## Task description
The records below must be duplicated exactly, character for character.

## Listed entries

******

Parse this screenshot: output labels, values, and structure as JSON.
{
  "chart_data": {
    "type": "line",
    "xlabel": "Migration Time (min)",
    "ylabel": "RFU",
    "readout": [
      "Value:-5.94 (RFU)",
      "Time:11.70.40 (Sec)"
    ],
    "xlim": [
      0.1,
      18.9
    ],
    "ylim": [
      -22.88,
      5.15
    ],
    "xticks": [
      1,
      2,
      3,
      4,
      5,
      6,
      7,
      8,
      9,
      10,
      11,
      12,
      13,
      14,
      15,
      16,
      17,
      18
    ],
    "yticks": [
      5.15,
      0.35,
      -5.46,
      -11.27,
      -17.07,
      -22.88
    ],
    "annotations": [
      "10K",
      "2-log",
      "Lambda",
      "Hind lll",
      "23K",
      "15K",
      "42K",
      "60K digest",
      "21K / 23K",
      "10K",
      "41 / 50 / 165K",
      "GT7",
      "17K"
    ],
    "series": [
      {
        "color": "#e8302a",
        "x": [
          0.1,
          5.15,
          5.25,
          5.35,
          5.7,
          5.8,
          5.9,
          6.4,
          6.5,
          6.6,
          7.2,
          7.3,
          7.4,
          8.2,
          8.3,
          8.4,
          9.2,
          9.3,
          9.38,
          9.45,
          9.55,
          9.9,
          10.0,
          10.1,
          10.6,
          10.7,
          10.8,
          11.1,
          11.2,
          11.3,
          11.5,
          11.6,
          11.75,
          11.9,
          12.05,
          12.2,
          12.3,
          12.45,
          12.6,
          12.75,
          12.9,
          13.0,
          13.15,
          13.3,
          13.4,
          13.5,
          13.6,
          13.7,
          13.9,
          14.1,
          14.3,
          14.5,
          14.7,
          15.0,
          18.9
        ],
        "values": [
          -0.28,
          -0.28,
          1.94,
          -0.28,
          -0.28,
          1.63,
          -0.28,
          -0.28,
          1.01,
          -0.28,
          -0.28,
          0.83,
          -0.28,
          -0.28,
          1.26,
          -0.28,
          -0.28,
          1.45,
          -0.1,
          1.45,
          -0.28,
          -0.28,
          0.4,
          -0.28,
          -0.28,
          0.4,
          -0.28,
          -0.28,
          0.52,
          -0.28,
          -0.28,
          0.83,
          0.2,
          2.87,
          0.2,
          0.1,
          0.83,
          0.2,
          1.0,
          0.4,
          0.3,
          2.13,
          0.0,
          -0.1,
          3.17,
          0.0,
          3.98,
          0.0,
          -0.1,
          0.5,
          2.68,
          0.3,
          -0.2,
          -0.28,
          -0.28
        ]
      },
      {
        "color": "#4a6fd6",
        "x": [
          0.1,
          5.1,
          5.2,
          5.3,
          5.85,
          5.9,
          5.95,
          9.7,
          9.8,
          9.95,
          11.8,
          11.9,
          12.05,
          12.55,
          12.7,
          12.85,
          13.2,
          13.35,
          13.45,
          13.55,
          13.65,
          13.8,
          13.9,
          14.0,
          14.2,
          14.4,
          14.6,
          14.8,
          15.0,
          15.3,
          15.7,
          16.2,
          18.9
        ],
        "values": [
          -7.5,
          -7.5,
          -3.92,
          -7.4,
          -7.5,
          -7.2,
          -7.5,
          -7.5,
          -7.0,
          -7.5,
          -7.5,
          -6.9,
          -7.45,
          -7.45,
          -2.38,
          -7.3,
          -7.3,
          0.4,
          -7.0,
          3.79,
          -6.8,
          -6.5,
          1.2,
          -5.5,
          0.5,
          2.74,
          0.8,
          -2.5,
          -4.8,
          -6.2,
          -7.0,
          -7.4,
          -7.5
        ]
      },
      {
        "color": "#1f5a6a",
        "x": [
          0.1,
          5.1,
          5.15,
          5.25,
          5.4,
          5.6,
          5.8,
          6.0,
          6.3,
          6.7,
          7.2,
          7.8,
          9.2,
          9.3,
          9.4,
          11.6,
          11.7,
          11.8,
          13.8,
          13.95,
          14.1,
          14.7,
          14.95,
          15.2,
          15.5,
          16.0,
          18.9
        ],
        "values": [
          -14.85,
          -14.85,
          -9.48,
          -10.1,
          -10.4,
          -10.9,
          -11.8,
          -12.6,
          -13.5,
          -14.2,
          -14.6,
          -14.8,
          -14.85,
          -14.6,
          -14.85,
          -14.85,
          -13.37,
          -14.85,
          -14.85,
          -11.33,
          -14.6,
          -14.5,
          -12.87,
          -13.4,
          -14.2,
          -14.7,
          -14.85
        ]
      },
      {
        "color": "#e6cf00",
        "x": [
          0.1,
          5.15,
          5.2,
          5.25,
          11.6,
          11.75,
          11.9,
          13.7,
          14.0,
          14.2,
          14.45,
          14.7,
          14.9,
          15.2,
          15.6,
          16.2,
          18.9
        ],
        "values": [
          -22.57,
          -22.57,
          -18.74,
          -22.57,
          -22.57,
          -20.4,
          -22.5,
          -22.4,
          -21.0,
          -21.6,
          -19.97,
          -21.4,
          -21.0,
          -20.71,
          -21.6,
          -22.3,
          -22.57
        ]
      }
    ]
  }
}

******

## Answer below
Parse this screenshot: output labels, values, and structure as JSON.
{
  "chart_data": {
    "type": "line",
    "xlabel": "Migration Time (min)",
    "ylabel": "RFU",
    "readout": [
      "Value:-5.94 (RFU)",
      "Time:11.70.40 (Sec)"
    ],
    "xlim": [
      0.1,
      18.9
    ],
    "ylim": [
      -22.88,
      5.15
    ],
    "xticks": [
      1,
      2,
      3,
      4,
      5,
      6,
      7,
      8,
      9,
      10,
      11,
      12,
      13,
      14,
      15,
      16,
      17,
      18
    ],
    "yticks": [
      5.15,
      0.35,
      -5.46,
      -11.27,
      -17.07,
      -22.88
    ],
    "annotations": [
      "10K",
      "2-log",
      "Lambda",
      "Hind lll",
      "23K",
      "15K",
      "42K",
      "60K digest",
      "21K / 23K",
      "10K",
      "41 / 50 / 165K",
      "GT7",
      "17K"
    ],
    "series": [
      {
        "color": "#e8302a",
        "x": [
          0.1,
          5.15,
          5.25,
          5.35,
          5.7,
          5.8,
          5.9,
          6.4,
          6.5,
          6.6,
          7.2,
          7.3,
          7.4,
          8.2,
          8.3,
          8.4,
          9.2,
          9.3,
          9.38,
          9.45,
          9.55,
          9.9,
          10.0,
          10.1,
          10.6,
          10.7,
          10.8,
          11.1,
          11.2,
          11.3,
          11.5,
          11.6,
          11.75,
          11.9,
          12.05,
          12.2,
          12.3,
          12.45,
          12.6,
          12.75,
          12.9,
          13.0,
          13.15,
          13.3,
          13.4,
          13.5,
          13.6,
          13.7,
          13.9,
          14.1,
          14.3,
          14.5,
          14.7,
          15.0,
          18.9
        ],
        "values": [
          -0.28,
          -0.28,
          1.94,
          -0.28,
          -0.28,
          1.63,
          -0.28,
          -0.28,
          1.01,
          -0.28,
          -0.28,
          0.83,
          -0.28,
          -0.28,
          1.26,
          -0.28,
          -0.28,
          1.45,
          -0.1,
          1.45,
          -0.28,
          -0.28,
          0.4,
          -0.28,
          -0.28,
          0.4,
          -0.28,
          -0.28,
          0.52,
          -0.28,
          -0.28,
          0.83,
          0.2,
          2.87,
          0.2,
          0.1,
          0.83,
          0.2,
          1.0,
          0.4,
          0.3,
          2.13,
          0.0,
          -0.1,
          3.17,
          0.0,
          3.98,
          0.0,
          -0.1,
          0.5,
          2.68,
          0.3,
          -0.2,
          -0.28,
          -0.28
        ]
      },
      {
        "color": "#4a6fd6",
        "x": [
          0.1,
          5.1,
          5.2,
          5.3,
          5.85,
          5.9,
          5.95,
          9.7,
          9.8,
          9.95,
          11.8,
          11.9,
          12.05,
          12.55,
          12.7,
          12.85,
          13.2,
          13.35,
          13.45,
          13.55,
          13.65,
          13.8,
          13.9,
          14.0,
          14.2,
          14.4,
          14.6,
          14.8,
          15.0,
          15.3,
          15.7,
          16.2,
          18.9
        ],
        "values": [
          -7.5,
          -7.5,
          -3.92,
          -7.4,
          -7.5,
          -7.2,
          -7.5,
          -7.5,
          -7.0,
          -7.5,
          -7.5,
          -6.9,
          -7.45,
          -7.45,
          -2.38,
          -7.3,
          -7.3,
          0.4,
          -7.0,
          3.79,
          -6.8,
          -6.5,
          1.2,
          -5.5,
          0.5,
          2.74,
          0.8,
          -2.5,
          -4.8,
          -6.2,
          -7.0,
          -7.4,
          -7.5
        ]
      },
      {
        "color": "#1f5a6a",
        "x": [
          0.1,
          5.1,
          5.15,
          5.25,
          5.4,
          5.6,
          5.8,
          6.0,
          6.3,
          6.7,
          7.2,
          7.8,
          9.2,
          9.3,
          9.4,
          11.6,
          11.7,
          11.8,
          13.8,
          13.95,
          14.1,
          14.7,
          14.95,
          15.2,
          15.5,
          16.0,
          18.9
        ],
        "values": [
          -14.85,
          -14.85,
          -9.48,
          -10.1,
          -10.4,
          -10.9,
          -11.8,
          -12.6,
          -13.5,
          -14.2,
          -14.6,
          -14.8,
          -14.85,
          -14.6,
          -14.85,
          -14.85,
          -13.37,
          -14.85,
          -14.85,
          -11.33,
          -14.6,
          -14.5,
          -12.87,
          -13.4,
          -14.2,
          -14.7,
          -14.85
        ]
      },
      {
        "color": "#e6cf00",
        "x": [
          0.1,
          5.15,
          5.2,
          5.25,
          11.6,
          11.75,
          11.9,
          13.7,
          14.0,
          14.2,
          14.45,
          14.7,
          14.9,
          15.2,
          15.6,
          16.2,
          18.9
        ],
        "values": [
          -22.57,
          -22.57,
          -18.74,
          -22.57,
          -22.57,
          -20.4,
          -22.5,
          -22.4,
          -21.0,
          -21.6,
          -19.97,
          -21.4,
          -21.0,
          -20.71,
          -21.6,
          -22.3,
          -22.57
        ]
      }
    ]
  }
}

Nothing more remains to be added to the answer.